State the number of lines in the material below that have "Guião" in them, without any other text.
* * *
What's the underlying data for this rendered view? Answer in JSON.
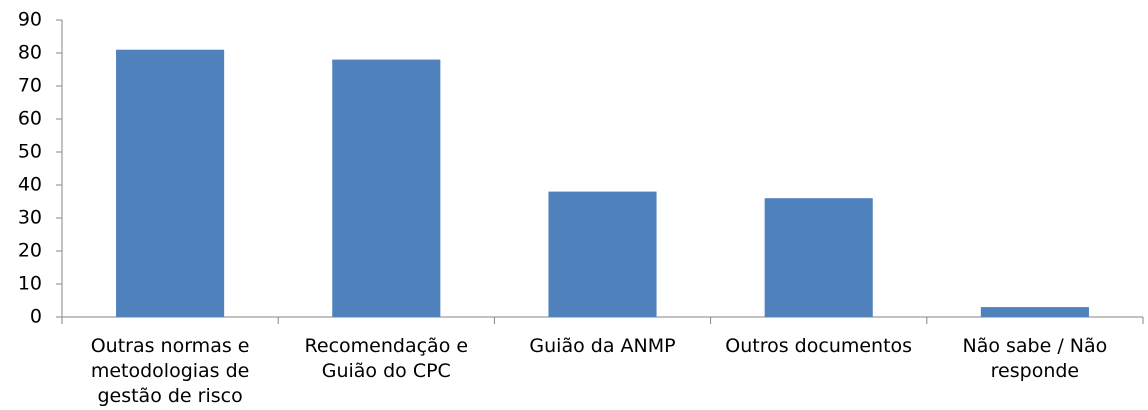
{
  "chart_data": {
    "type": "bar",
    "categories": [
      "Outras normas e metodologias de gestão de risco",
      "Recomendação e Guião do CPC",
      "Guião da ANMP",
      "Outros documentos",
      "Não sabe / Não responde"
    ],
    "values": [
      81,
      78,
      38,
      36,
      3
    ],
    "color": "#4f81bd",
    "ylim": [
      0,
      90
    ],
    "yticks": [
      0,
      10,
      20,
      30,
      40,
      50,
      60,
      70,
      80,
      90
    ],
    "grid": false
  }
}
* * *
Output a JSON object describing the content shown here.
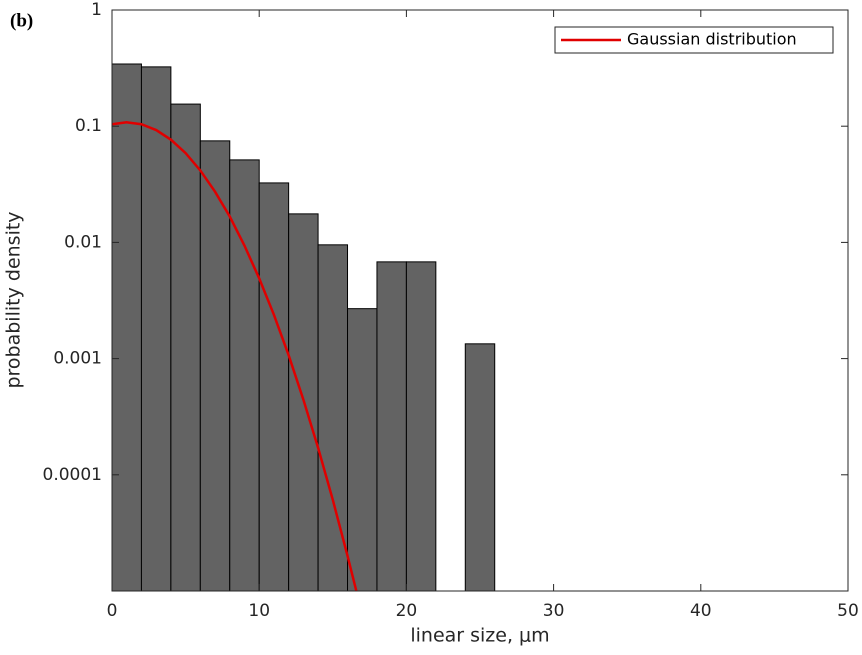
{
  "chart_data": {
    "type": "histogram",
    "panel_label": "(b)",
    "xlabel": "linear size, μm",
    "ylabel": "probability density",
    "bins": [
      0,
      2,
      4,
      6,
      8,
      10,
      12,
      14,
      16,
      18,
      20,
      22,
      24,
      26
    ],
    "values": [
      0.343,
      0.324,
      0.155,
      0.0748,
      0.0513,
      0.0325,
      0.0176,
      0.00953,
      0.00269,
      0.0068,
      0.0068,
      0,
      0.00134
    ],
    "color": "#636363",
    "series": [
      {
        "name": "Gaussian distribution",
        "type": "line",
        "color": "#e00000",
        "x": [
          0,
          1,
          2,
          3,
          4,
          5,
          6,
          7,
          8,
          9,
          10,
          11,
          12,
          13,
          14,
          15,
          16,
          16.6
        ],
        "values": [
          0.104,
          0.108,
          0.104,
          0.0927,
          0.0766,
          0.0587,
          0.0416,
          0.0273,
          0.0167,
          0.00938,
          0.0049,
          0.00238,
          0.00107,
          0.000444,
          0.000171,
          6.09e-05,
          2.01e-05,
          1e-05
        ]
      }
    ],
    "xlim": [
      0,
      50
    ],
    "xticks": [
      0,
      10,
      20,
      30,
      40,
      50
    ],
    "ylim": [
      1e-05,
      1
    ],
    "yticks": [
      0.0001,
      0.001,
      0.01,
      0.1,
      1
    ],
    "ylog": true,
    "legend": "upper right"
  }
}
* * *
▶ [Result of the exercise] 2